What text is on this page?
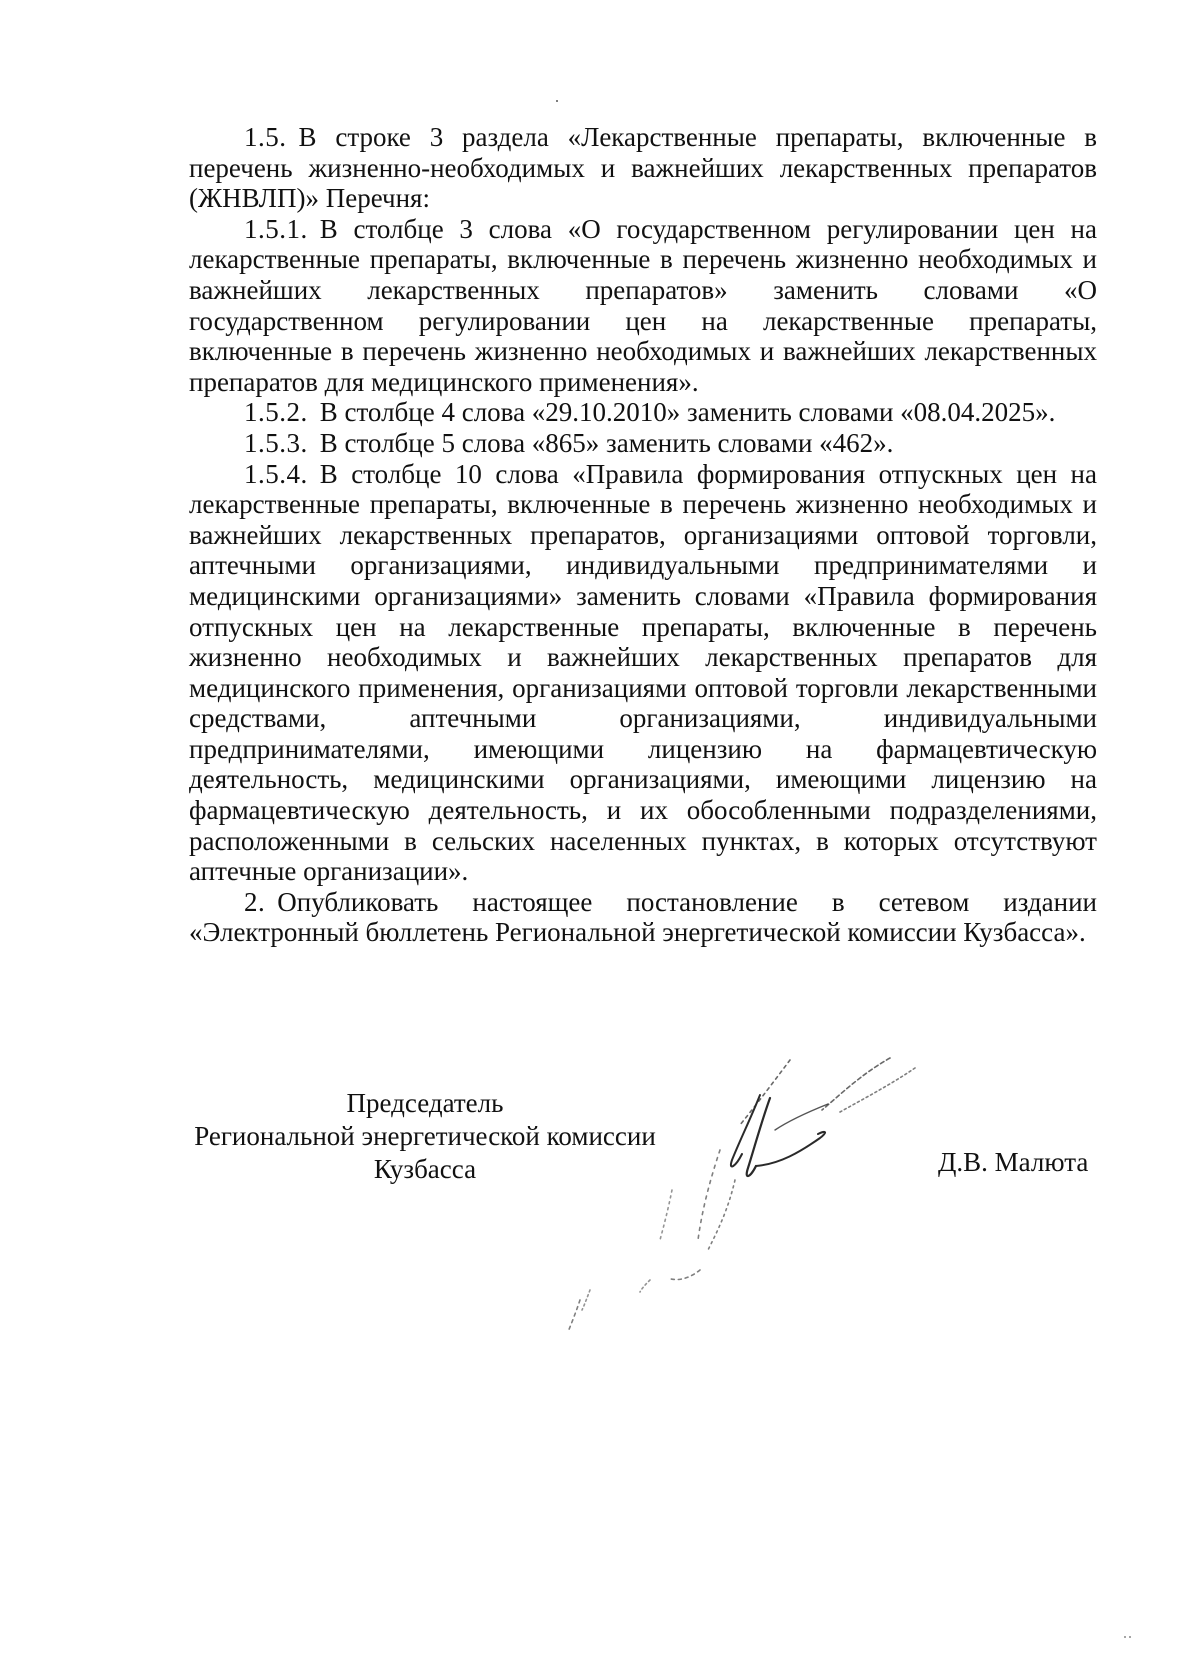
1.5. В строке 3 раздела «Лекарственные препараты, включенные в перечень жизненно-необходимых и важнейших лекарственных препаратов (ЖНВЛП)» Перечня:

1.5.1. В столбце 3 слова «О государственном регулировании цен на лекарственные препараты, включенные в перечень жизненно необходимых и важнейших лекарственных препаратов» заменить словами «О государственном регулировании цен на лекарственные препараты, включенные в перечень жизненно необходимых и важнейших лекарственных препаратов для медицинского применения».

1.5.2. В столбце 4 слова «29.10.2010» заменить словами «08.04.2025».

1.5.3. В столбце 5 слова «865» заменить словами «462».

1.5.4. В столбце 10 слова «Правила формирования отпускных цен на лекарственные препараты, включенные в перечень жизненно необходимых и важнейших лекарственных препаратов, организациями оптовой торговли, аптечными организациями, индивидуальными предпринимателями и медицинскими организациями» заменить словами «Правила формирования отпускных цен на лекарственные препараты, включенные в перечень жизненно необходимых и важнейших лекарственных препаратов для медицинского применения, организациями оптовой торговли лекарственными средствами, аптечными организациями, индивидуальными предпринимателями, имеющими лицензию на фармацевтическую деятельность, медицинскими организациями, имеющими лицензию на фармацевтическую деятельность, и их обособленными подразделениями, расположенными в сельских населенных пунктах, в которых отсутствуют аптечные организации».

2. Опубликовать настоящее постановление в сетевом издании «Электронный бюллетень Региональной энергетической комиссии Кузбасса».

Председатель
Региональной энергетической комиссии
Кузбасса	Д.В. Малюта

• _CHALLENGE_: Pick each line holding the word "энергетической" out of the data and copy it.

• _REPLY_:
2. Опубликовать настоящее постановление в сетевом издании «Электронный бюллетень Региональной энергетической комиссии Кузбасса».
Региональной энергетической комиссии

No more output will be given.